The exercise:
Report every line below that holds the word "закупки".

■ ■ ■ ■

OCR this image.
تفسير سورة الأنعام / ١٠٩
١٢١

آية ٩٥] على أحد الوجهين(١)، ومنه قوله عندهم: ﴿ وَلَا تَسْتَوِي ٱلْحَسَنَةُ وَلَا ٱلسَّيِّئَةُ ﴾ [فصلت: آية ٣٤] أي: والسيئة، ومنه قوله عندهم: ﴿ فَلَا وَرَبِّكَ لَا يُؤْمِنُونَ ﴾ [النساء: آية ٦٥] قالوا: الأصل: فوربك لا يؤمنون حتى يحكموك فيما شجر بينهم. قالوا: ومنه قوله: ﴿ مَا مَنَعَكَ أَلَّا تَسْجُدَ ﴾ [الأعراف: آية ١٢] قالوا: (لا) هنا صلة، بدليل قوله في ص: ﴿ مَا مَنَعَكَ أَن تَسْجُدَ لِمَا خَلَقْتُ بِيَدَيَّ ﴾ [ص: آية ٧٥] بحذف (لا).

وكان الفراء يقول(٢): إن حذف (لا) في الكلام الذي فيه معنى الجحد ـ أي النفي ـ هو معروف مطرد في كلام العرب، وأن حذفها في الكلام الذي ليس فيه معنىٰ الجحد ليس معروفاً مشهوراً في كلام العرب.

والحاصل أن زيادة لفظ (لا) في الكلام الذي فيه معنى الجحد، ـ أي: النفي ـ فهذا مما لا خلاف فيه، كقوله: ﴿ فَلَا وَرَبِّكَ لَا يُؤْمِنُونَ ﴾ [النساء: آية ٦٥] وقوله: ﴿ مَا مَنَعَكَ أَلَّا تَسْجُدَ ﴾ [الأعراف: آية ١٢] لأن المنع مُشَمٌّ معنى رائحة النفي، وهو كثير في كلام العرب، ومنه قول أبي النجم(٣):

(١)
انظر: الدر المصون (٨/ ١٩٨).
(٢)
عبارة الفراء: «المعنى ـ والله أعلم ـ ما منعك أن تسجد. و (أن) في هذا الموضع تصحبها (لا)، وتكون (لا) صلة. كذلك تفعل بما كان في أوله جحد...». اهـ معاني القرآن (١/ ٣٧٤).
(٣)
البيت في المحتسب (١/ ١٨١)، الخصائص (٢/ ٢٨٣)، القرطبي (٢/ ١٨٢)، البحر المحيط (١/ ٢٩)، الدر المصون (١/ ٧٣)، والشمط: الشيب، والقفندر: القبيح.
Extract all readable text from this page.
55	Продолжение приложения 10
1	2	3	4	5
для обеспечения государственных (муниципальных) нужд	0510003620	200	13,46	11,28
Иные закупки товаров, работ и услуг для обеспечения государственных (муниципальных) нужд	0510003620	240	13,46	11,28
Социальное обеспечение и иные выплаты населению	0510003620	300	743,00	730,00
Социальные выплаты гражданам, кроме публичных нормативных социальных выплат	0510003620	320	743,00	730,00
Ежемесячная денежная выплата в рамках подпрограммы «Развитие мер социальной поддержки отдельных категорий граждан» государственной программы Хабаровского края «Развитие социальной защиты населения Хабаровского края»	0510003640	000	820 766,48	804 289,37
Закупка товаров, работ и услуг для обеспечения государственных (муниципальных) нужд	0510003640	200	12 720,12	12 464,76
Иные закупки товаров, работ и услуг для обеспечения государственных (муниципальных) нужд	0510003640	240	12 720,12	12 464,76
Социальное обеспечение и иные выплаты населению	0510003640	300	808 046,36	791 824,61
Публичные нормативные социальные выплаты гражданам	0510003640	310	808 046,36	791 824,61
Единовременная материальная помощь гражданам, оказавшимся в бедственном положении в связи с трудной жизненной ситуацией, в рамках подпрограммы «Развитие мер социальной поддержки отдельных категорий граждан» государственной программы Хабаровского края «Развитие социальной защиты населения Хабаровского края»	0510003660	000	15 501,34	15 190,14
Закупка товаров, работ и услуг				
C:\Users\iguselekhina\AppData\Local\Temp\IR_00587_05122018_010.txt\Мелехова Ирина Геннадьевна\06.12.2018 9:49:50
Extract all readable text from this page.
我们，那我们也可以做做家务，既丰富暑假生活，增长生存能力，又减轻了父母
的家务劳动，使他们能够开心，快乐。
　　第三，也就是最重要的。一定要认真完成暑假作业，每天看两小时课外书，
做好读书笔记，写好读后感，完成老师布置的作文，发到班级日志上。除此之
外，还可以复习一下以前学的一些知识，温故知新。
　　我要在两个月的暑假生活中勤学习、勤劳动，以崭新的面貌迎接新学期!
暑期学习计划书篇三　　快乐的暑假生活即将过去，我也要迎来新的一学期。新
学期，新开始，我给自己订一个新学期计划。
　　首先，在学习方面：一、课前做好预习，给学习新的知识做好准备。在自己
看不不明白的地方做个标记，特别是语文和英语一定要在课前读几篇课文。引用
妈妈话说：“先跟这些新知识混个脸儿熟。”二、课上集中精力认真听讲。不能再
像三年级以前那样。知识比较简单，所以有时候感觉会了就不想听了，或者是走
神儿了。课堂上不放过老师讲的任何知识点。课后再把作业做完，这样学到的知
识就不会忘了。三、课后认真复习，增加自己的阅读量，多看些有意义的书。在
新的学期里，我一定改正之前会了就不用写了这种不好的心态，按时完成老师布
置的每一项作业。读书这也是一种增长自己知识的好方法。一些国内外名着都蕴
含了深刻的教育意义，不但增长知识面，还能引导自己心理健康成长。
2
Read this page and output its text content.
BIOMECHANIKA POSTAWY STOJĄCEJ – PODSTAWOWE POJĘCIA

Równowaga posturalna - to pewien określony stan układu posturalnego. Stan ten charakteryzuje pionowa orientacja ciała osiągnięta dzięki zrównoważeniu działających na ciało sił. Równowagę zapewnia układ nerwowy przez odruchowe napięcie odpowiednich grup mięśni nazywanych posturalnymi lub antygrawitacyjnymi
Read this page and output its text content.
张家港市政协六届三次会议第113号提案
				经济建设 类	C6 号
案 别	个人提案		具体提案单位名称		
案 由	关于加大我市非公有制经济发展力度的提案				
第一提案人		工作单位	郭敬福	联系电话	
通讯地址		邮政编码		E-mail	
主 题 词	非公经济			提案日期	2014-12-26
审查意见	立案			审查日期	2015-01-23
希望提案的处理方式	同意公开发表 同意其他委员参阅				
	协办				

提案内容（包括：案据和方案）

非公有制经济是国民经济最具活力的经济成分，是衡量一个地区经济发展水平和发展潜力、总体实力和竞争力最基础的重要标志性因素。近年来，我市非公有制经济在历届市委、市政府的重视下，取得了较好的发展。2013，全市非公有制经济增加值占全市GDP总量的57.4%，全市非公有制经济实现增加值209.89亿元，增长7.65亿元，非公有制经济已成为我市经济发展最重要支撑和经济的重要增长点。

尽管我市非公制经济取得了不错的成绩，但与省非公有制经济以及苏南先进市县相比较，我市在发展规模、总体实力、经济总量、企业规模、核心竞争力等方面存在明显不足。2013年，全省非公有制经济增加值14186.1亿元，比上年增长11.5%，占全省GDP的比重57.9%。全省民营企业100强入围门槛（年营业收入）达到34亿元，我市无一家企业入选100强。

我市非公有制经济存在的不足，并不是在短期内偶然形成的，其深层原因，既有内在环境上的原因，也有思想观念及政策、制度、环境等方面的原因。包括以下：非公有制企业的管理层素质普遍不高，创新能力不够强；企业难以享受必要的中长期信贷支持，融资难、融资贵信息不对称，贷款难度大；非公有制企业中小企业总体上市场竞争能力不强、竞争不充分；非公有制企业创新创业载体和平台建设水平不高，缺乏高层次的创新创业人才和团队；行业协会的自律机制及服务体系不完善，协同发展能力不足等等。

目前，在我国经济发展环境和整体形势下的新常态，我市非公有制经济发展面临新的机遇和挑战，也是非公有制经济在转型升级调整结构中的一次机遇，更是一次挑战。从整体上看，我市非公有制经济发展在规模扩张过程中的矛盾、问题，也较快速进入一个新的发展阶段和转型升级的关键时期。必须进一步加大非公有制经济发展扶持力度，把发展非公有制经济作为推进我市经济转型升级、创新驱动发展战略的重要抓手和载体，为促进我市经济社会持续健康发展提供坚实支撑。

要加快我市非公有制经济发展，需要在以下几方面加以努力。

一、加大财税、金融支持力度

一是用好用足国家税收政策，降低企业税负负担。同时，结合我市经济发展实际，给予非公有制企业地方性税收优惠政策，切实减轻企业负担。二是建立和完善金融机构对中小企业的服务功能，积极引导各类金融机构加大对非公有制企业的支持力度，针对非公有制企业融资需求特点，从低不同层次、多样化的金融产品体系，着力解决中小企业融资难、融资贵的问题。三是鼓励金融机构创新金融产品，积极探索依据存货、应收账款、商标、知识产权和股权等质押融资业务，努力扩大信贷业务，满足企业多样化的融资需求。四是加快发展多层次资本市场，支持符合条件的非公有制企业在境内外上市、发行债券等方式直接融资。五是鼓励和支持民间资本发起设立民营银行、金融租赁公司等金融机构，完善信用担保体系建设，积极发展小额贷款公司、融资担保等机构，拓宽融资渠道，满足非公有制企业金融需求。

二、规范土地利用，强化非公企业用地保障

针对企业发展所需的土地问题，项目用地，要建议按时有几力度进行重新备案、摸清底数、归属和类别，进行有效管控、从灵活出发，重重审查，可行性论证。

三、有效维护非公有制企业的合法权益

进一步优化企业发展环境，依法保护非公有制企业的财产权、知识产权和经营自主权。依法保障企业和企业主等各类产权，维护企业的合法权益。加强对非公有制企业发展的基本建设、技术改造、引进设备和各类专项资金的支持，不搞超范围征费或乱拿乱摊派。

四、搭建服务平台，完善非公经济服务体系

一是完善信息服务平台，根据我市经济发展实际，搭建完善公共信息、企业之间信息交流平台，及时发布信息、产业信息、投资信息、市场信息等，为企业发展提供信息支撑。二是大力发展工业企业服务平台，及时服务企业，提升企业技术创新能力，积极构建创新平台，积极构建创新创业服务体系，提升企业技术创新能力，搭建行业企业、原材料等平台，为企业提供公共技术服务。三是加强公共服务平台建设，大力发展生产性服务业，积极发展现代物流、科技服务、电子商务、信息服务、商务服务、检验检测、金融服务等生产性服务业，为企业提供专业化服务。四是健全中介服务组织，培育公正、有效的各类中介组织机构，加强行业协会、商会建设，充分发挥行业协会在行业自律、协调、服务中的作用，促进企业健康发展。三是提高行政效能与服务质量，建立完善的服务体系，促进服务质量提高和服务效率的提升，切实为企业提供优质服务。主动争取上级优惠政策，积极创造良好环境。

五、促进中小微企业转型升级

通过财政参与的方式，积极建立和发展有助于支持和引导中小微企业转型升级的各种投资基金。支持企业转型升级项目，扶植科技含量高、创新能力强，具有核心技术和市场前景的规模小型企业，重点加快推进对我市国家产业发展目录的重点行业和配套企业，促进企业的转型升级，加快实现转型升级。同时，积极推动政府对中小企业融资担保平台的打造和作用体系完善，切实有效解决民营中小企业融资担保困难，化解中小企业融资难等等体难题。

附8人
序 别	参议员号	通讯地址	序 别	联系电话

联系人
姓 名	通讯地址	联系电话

■ ■ ■ ■

Solution for this problem:
Иные закупки товаров, работ и услуг для обеспечения государственных (муниципальных) нужд	0510003620	240	13,46	11,28
Иные закупки товаров, работ и услуг для обеспечения государственных (муниципальных) нужд	0510003640	240	12 720,12	12 464,76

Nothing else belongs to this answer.